▶ _TASK DIRECTIONS_: Give again only the lines from the line that holds "What's the underlying" to the end of the data, inclusive, omitting all pictures.

▶ _STORED ROWS_:

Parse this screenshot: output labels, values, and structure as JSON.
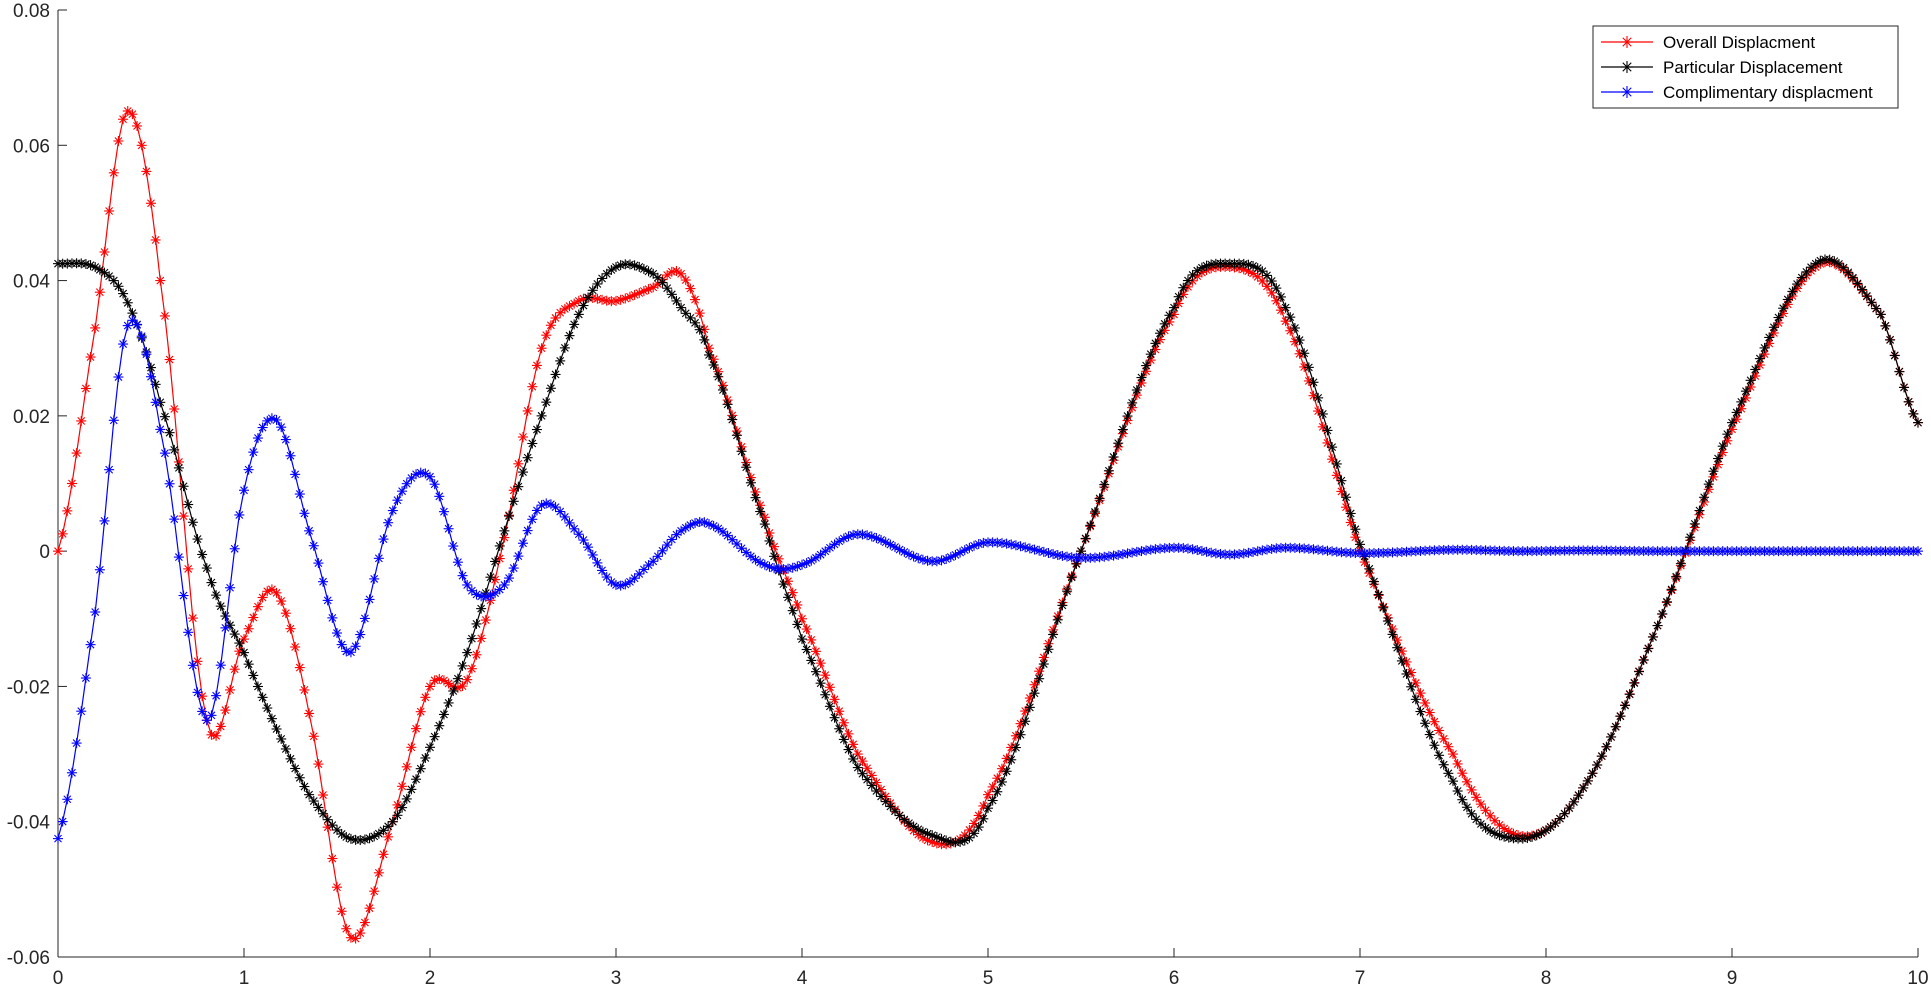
{
  "chart_data": {
    "type": "line",
    "title": "",
    "xlabel": "",
    "ylabel": "",
    "xlim": [
      0,
      10
    ],
    "ylim": [
      -0.06,
      0.08
    ],
    "x_ticks": [
      0,
      1,
      2,
      3,
      4,
      5,
      6,
      7,
      8,
      9,
      10
    ],
    "y_ticks": [
      -0.06,
      -0.04,
      -0.02,
      0,
      0.02,
      0.04,
      0.06,
      0.08
    ],
    "x_tick_labels": [
      "0",
      "1",
      "2",
      "3",
      "4",
      "5",
      "6",
      "7",
      "8",
      "9",
      "10"
    ],
    "y_tick_labels": [
      "-0.06",
      "-0.04",
      "-0.02",
      "0",
      "0.02",
      "0.04",
      "0.06",
      "0.08"
    ],
    "marker": "asterisk",
    "grid": false,
    "legend_position": "top-right",
    "x": [
      0,
      0.2,
      0.37,
      0.55,
      0.8,
      1.0,
      1.17,
      1.35,
      1.57,
      1.8,
      2.0,
      2.2,
      2.4,
      2.6,
      2.8,
      3.0,
      3.2,
      3.35,
      3.5,
      3.8,
      4.0,
      4.3,
      4.7,
      5.0,
      5.5,
      6.0,
      6.3,
      6.6,
      7.0,
      7.5,
      7.85,
      8.2,
      8.6,
      9.0,
      9.45,
      9.8,
      10.0
    ],
    "series": [
      {
        "name": "Overall Displacment",
        "color": "#ff0000",
        "values": [
          0,
          0.033,
          0.065,
          0.04,
          -0.025,
          -0.013,
          -0.006,
          -0.024,
          -0.057,
          -0.04,
          -0.02,
          -0.019,
          0.002,
          0.03,
          0.037,
          0.037,
          0.039,
          0.041,
          0.03,
          0.005,
          -0.01,
          -0.03,
          -0.043,
          -0.036,
          0,
          0.035,
          0.042,
          0.034,
          0,
          -0.03,
          -0.042,
          -0.035,
          -0.011,
          0.018,
          0.042,
          0.035,
          0.019
        ]
      },
      {
        "name": "Particular Displacement",
        "color": "#000000",
        "values": [
          0.0425,
          0.042,
          0.037,
          0.022,
          -0.0025,
          -0.015,
          -0.026,
          -0.036,
          -0.0425,
          -0.04,
          -0.029,
          -0.015,
          0.003,
          0.02,
          0.035,
          0.042,
          0.041,
          0.036,
          0.029,
          0.004,
          -0.013,
          -0.032,
          -0.042,
          -0.038,
          0,
          0.036,
          0.0425,
          0.036,
          0.001,
          -0.034,
          -0.0425,
          -0.035,
          -0.011,
          0.019,
          0.0425,
          0.035,
          0.019
        ]
      },
      {
        "name": "Complimentary displacment",
        "color": "#0000ff",
        "values": [
          -0.0425,
          -0.009,
          0.033,
          0.018,
          -0.025,
          0.009,
          0.0195,
          0.003,
          -0.015,
          0.006,
          0.011,
          -0.005,
          -0.005,
          0.0068,
          0.0025,
          -0.005,
          -0.0015,
          0.003,
          0.004,
          -0.002,
          -0.002,
          0.0025,
          -0.0015,
          0.0013,
          -0.001,
          0.0005,
          -0.0005,
          0.0005,
          -0.0003,
          0.0002,
          0,
          0.0001,
          0,
          0,
          0,
          0,
          0
        ]
      }
    ]
  }
}
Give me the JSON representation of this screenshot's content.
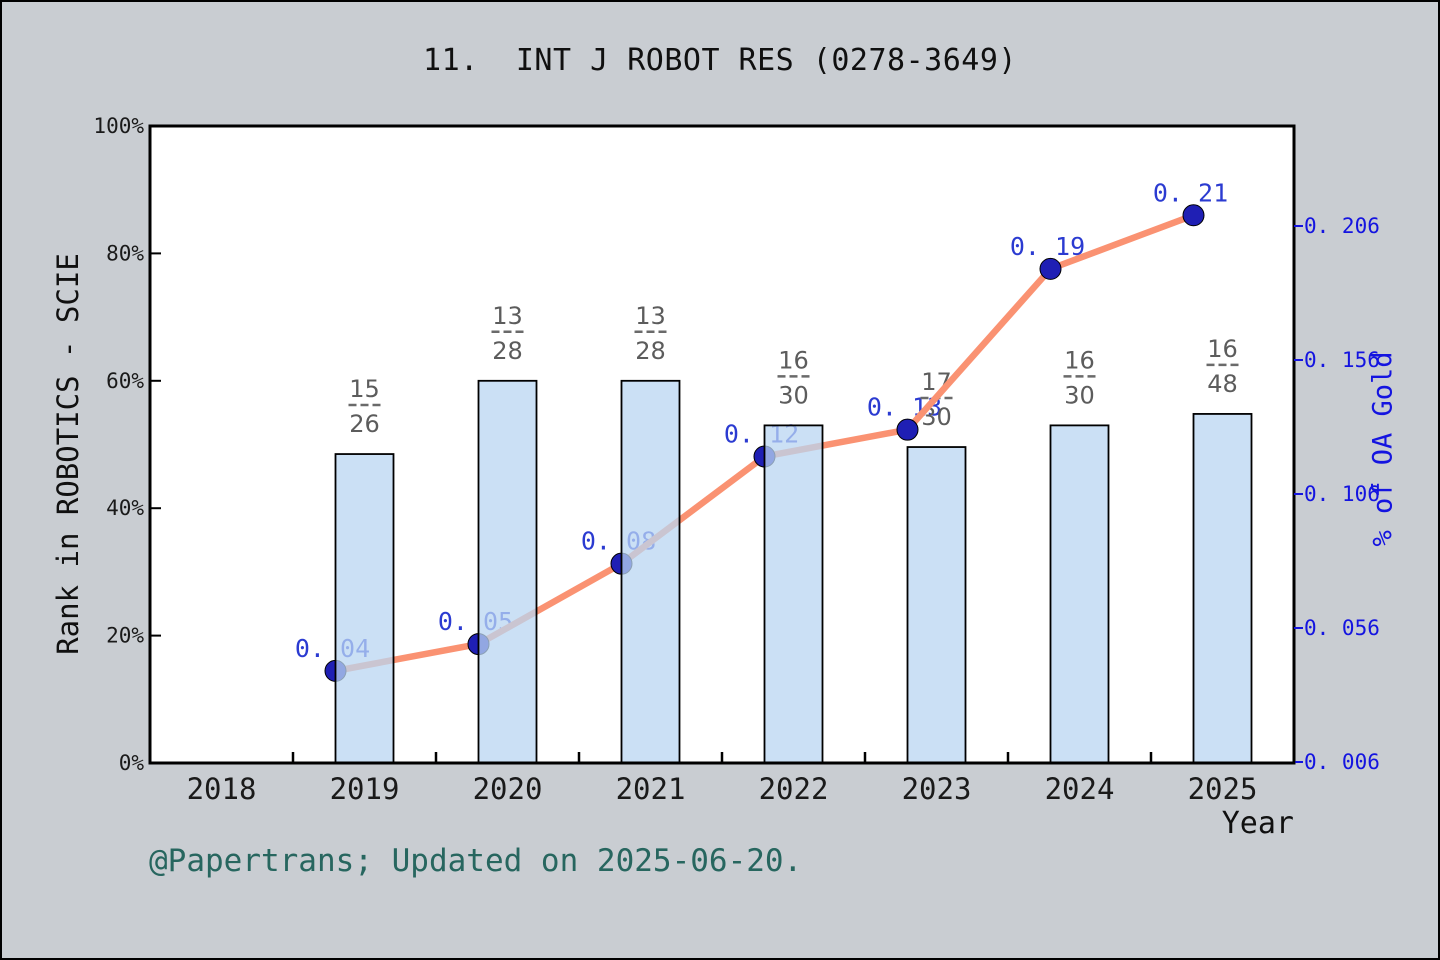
{
  "title": "11.  INT J ROBOT RES (0278-3649)",
  "footer": "@Papertrans; Updated on 2025-06-20.",
  "colors": {
    "background": "#c9cdd2",
    "plot_background": "#ffffff",
    "frame": "#000000",
    "bar_fill_rgba": "rgba(186,214,242,0.75)",
    "bar_stroke": "#000000",
    "line": "#fa9272",
    "marker_fill": "#1f1fb4",
    "marker_stroke": "#000000",
    "point_label_blue": "#2b3bd1",
    "right_axis_blue": "#1414e0",
    "fraction_gray": "#5c5c5c",
    "fraction_dash_gray": "#6a6a6a",
    "tick_label_black": "#1a1a1a",
    "footer_teal": "#27665f"
  },
  "chart_data": {
    "type": "bar+line",
    "title": "11.  INT J ROBOT RES (0278-3649)",
    "categories": [
      "2018",
      "2019",
      "2020",
      "2021",
      "2022",
      "2023",
      "2024",
      "2025"
    ],
    "bars": {
      "name": "Rank in ROBOTICS - SCIE",
      "categories": [
        "2019",
        "2020",
        "2021",
        "2022",
        "2023",
        "2024",
        "2025"
      ],
      "fractions": [
        {
          "numerator": "15",
          "denominator": "26"
        },
        {
          "numerator": "13",
          "denominator": "28"
        },
        {
          "numerator": "13",
          "denominator": "28"
        },
        {
          "numerator": "16",
          "denominator": "30"
        },
        {
          "numerator": "17",
          "denominator": "30"
        },
        {
          "numerator": "16",
          "denominator": "30"
        },
        {
          "numerator": "16",
          "denominator": "48"
        }
      ],
      "heights_pct": [
        48.5,
        60.0,
        60.0,
        53.0,
        49.6,
        53.0,
        54.8
      ]
    },
    "line": {
      "name": "% of OA Gold",
      "categories": [
        "2019",
        "2020",
        "2021",
        "2022",
        "2023",
        "2024",
        "2025"
      ],
      "values": [
        0.04,
        0.05,
        0.08,
        0.12,
        0.13,
        0.19,
        0.21
      ],
      "point_labels": [
        "0. 04",
        "0. 05",
        "0. 08",
        "0. 12",
        "0. 13",
        "0. 19",
        "0. 21"
      ]
    },
    "y_left": {
      "label": "Rank in ROBOTICS - SCIE",
      "ticks": [
        "0%",
        "20%",
        "40%",
        "60%",
        "80%",
        "100%"
      ],
      "tick_values": [
        0,
        20,
        40,
        60,
        80,
        100
      ],
      "range": [
        0,
        100
      ],
      "grid": false
    },
    "y_right": {
      "label": "% of OA Gold",
      "ticks": [
        "0. 006",
        "0. 056",
        "0. 106",
        "0. 156",
        "0. 206"
      ],
      "tick_values": [
        0.006,
        0.056,
        0.106,
        0.156,
        0.206
      ],
      "range": [
        0.006,
        0.2437
      ]
    },
    "x": {
      "label": "Year",
      "tick_labels": [
        "2018",
        "2019",
        "2020",
        "2021",
        "2022",
        "2023",
        "2024",
        "2025"
      ]
    },
    "legend_position": "none"
  }
}
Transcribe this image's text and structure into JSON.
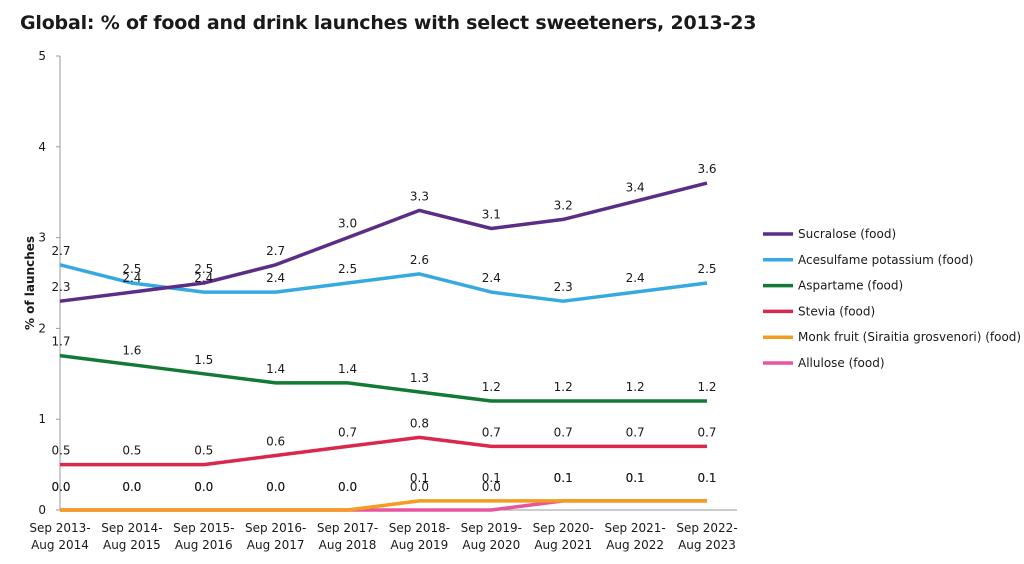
{
  "title": "Global: % of food and drink launches with select sweeteners, 2013-23",
  "chart_data": {
    "type": "line",
    "title": "Global: % of food and drink launches with select sweeteners, 2013-23",
    "ylabel": "% of launches",
    "xlabel": "",
    "ylim": [
      0,
      5
    ],
    "yticks": [
      0,
      1,
      2,
      3,
      4,
      5
    ],
    "grid": false,
    "legend_position": "right",
    "categories": [
      [
        "Sep 2013-",
        "Aug 2014"
      ],
      [
        "Sep 2014-",
        "Aug 2015"
      ],
      [
        "Sep 2015-",
        "Aug 2016"
      ],
      [
        "Sep 2016-",
        "Aug 2017"
      ],
      [
        "Sep 2017-",
        "Aug 2018"
      ],
      [
        "Sep 2018-",
        "Aug 2019"
      ],
      [
        "Sep 2019-",
        "Aug 2020"
      ],
      [
        "Sep 2020-",
        "Aug 2021"
      ],
      [
        "Sep 2021-",
        "Aug 2022"
      ],
      [
        "Sep 2022-",
        "Aug 2023"
      ]
    ],
    "series": [
      {
        "name": "Sucralose (food)",
        "color": "#5b2d86",
        "values": [
          2.3,
          2.4,
          2.5,
          2.7,
          3.0,
          3.3,
          3.1,
          3.2,
          3.4,
          3.6
        ],
        "labels": [
          "2.3",
          "2.4",
          "2.5",
          "2.7",
          "3.0",
          "3.3",
          "3.1",
          "3.2",
          "3.4",
          "3.6"
        ]
      },
      {
        "name": "Acesulfame potassium (food)",
        "color": "#36a9e1",
        "values": [
          2.7,
          2.5,
          2.4,
          2.4,
          2.5,
          2.6,
          2.4,
          2.3,
          2.4,
          2.5
        ],
        "labels": [
          "2.7",
          "2.5",
          "2.4",
          "2.4",
          "2.5",
          "2.6",
          "2.4",
          "2.3",
          "2.4",
          "2.5"
        ]
      },
      {
        "name": "Aspartame (food)",
        "color": "#137a36",
        "values": [
          1.7,
          1.6,
          1.5,
          1.4,
          1.4,
          1.3,
          1.2,
          1.2,
          1.2,
          1.2
        ],
        "labels": [
          "1.7",
          "1.6",
          "1.5",
          "1.4",
          "1.4",
          "1.3",
          "1.2",
          "1.2",
          "1.2",
          "1.2"
        ]
      },
      {
        "name": "Stevia (food)",
        "color": "#d9284b",
        "values": [
          0.5,
          0.5,
          0.5,
          0.6,
          0.7,
          0.8,
          0.7,
          0.7,
          0.7,
          0.7
        ],
        "labels": [
          "0.5",
          "0.5",
          "0.5",
          "0.6",
          "0.7",
          "0.8",
          "0.7",
          "0.7",
          "0.7",
          "0.7"
        ]
      },
      {
        "name": "Monk fruit (Siraitia grosvenori) (food)",
        "color": "#f39c1f",
        "values": [
          0.0,
          0.0,
          0.0,
          0.0,
          0.0,
          0.1,
          0.1,
          0.1,
          0.1,
          0.1
        ],
        "labels": [
          "0.0",
          "0.0",
          "0.0",
          "0.0",
          "0.0",
          "0.1",
          "0.1",
          "0.1",
          "0.1",
          "0.1"
        ]
      },
      {
        "name": "Allulose (food)",
        "color": "#e8559f",
        "values": [
          0.0,
          0.0,
          0.0,
          0.0,
          0.0,
          0.0,
          0.0,
          0.1,
          0.1,
          0.1
        ],
        "labels": [
          "0.0",
          "0.0",
          "0.0",
          "0.0",
          "0.0",
          "0.0",
          "0.0",
          "0.1",
          "0.1",
          "0.1"
        ]
      }
    ]
  }
}
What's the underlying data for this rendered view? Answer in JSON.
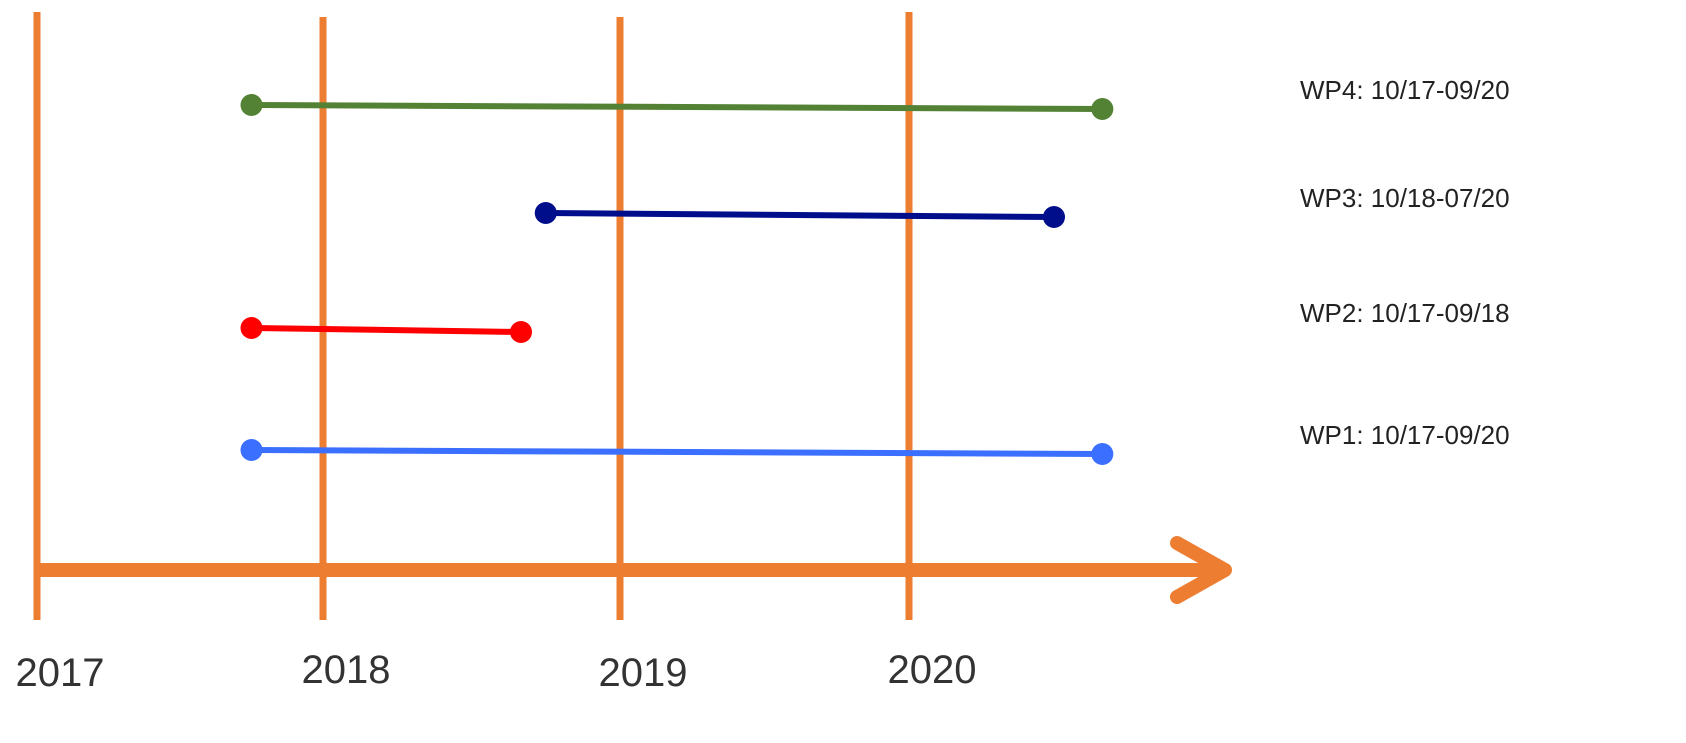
{
  "colors": {
    "axis": "#ED7D31",
    "background": "#FFFFFF",
    "label_text": "#222222",
    "year_text": "#333333"
  },
  "years": [
    {
      "label": "2017",
      "value": 2017
    },
    {
      "label": "2018",
      "value": 2018
    },
    {
      "label": "2019",
      "value": 2019
    },
    {
      "label": "2020",
      "value": 2020
    }
  ],
  "work_packages": [
    {
      "id": "WP4",
      "label": "WP4: 10/17-09/20",
      "start": "2017-10",
      "end": "2020-09",
      "color": "#548235"
    },
    {
      "id": "WP3",
      "label": "WP3: 10/18-07/20",
      "start": "2018-10",
      "end": "2020-07",
      "color": "#000E8C"
    },
    {
      "id": "WP2",
      "label": "WP2: 10/17-09/18",
      "start": "2017-10",
      "end": "2018-09",
      "color": "#FF0000"
    },
    {
      "id": "WP1",
      "label": "WP1: 10/17-09/20",
      "start": "2017-10",
      "end": "2020-09",
      "color": "#3B6FFF"
    }
  ]
}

▶ _SOLUTION TO THIS PROBLEM_:
What's the underlying data for this rendered view? Answer in JSON.
{
  "colors": {
    "axis": "#ED7D31",
    "background": "#FFFFFF",
    "label_text": "#222222",
    "year_text": "#333333"
  },
  "years": [
    {
      "label": "2017",
      "value": 2017
    },
    {
      "label": "2018",
      "value": 2018
    },
    {
      "label": "2019",
      "value": 2019
    },
    {
      "label": "2020",
      "value": 2020
    }
  ],
  "work_packages": [
    {
      "id": "WP4",
      "label": "WP4: 10/17-09/20",
      "start": "2017-10",
      "end": "2020-09",
      "color": "#548235"
    },
    {
      "id": "WP3",
      "label": "WP3: 10/18-07/20",
      "start": "2018-10",
      "end": "2020-07",
      "color": "#000E8C"
    },
    {
      "id": "WP2",
      "label": "WP2: 10/17-09/18",
      "start": "2017-10",
      "end": "2018-09",
      "color": "#FF0000"
    },
    {
      "id": "WP1",
      "label": "WP1: 10/17-09/20",
      "start": "2017-10",
      "end": "2020-09",
      "color": "#3B6FFF"
    }
  ]
}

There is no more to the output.